Copy the data that follows, character for character, minus the pictures.

Data entries
┄┄┄┄┄┄

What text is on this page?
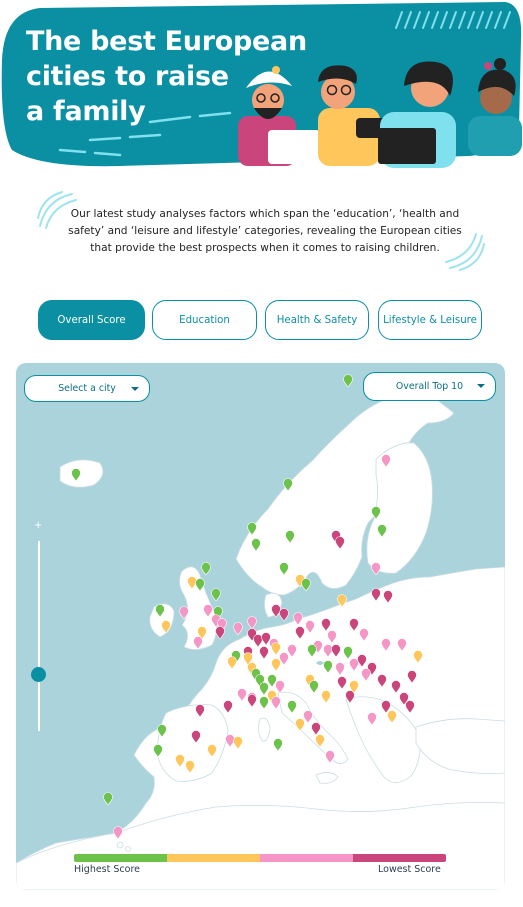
The best European
cities to raise
a family
Our latest study analyses factors which span the ‘education’, ‘health and
safety’ and ‘leisure and lifestyle’ categories, revealing the European cities
that provide the best prospects when it comes to raising children.
Overall Score	Education	Health & Safety	Lifestyle & Leisure
Select a city	Overall Top 10
+
Highest Score	Lowest Score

┄┄┄┄┄┄

# Right answer
What text is on this page?
The best European
cities to raise
a family
Our latest study analyses factors which span the ‘education’, ‘health and
safety’ and ‘leisure and lifestyle’ categories, revealing the European cities
that provide the best prospects when it comes to raising children.
Overall Score	Education	Health & Safety	Lifestyle & Leisure
Select a city	Overall Top 10
+
Highest Score	Lowest Score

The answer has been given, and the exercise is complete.